== TO BE DONE ==
Pick out every line in the data below that holds "ishlab".

== TASK MATERIAL ==
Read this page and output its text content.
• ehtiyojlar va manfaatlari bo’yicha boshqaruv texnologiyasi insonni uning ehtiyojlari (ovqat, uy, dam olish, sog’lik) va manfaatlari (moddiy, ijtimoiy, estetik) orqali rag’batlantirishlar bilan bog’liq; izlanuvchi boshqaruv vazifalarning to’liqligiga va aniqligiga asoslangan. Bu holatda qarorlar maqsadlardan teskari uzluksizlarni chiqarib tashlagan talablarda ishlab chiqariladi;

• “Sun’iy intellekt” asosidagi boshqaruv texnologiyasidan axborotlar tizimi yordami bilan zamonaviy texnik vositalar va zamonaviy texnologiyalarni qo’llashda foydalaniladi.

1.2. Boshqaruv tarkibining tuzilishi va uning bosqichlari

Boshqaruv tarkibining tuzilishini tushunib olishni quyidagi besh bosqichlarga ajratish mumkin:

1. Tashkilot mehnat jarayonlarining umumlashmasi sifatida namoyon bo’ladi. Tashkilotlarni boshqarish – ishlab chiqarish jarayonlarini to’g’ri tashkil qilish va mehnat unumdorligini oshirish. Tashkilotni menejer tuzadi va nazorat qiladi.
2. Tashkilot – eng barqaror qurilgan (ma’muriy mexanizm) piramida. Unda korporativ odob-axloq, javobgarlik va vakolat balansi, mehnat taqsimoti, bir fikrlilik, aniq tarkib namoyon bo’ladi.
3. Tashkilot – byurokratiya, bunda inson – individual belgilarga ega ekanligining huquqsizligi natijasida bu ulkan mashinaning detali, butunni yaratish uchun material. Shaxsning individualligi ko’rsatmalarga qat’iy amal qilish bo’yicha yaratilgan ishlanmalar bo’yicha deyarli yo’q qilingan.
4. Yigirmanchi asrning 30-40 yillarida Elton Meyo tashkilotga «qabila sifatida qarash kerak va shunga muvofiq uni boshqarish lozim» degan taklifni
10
---
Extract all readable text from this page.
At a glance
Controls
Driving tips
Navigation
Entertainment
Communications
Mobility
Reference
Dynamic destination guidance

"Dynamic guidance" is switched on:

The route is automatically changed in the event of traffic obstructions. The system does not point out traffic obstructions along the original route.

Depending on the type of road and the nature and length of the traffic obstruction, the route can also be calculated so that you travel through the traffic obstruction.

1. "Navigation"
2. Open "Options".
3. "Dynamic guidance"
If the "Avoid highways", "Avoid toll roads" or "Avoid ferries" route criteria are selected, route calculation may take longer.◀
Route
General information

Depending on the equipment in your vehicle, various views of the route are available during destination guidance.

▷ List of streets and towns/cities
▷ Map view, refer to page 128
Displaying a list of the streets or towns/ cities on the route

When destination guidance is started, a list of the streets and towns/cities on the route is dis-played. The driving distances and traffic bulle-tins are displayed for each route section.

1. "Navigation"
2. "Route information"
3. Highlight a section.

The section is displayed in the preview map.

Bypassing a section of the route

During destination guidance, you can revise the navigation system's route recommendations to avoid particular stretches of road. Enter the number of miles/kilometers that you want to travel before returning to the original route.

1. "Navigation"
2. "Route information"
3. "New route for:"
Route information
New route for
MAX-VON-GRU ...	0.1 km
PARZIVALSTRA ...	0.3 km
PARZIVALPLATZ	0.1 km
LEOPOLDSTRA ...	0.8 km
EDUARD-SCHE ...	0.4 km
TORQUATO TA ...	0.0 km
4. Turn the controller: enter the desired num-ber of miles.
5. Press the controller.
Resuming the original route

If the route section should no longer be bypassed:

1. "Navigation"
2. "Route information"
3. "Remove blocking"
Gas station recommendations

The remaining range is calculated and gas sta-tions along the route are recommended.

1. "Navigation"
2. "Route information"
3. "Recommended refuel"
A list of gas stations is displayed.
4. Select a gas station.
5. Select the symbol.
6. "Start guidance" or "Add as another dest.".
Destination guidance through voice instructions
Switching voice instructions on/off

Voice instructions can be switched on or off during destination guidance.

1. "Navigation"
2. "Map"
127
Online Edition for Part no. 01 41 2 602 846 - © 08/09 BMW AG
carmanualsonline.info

== IN RESPONSE ==
• ehtiyojlar va manfaatlari bo’yicha boshqaruv texnologiyasi insonni uning ehtiyojlari (ovqat, uy, dam olish, sog’lik) va manfaatlari (moddiy, ijtimoiy, estetik) orqali rag’batlantirishlar bilan bog’liq; izlanuvchi boshqaruv vazifalarning to’liqligiga va aniqligiga asoslangan. Bu holatda qarorlar maqsadlardan teskari uzluksizlarni chiqarib tashlagan talablarda ishlab chiqariladi;
1. Tashkilot mehnat jarayonlarining umumlashmasi sifatida namoyon bo’ladi. Tashkilotlarni boshqarish – ishlab chiqarish jarayonlarini to’g’ri tashkil qilish va mehnat unumdorligini oshirish. Tashkilotni menejer tuzadi va nazorat qiladi.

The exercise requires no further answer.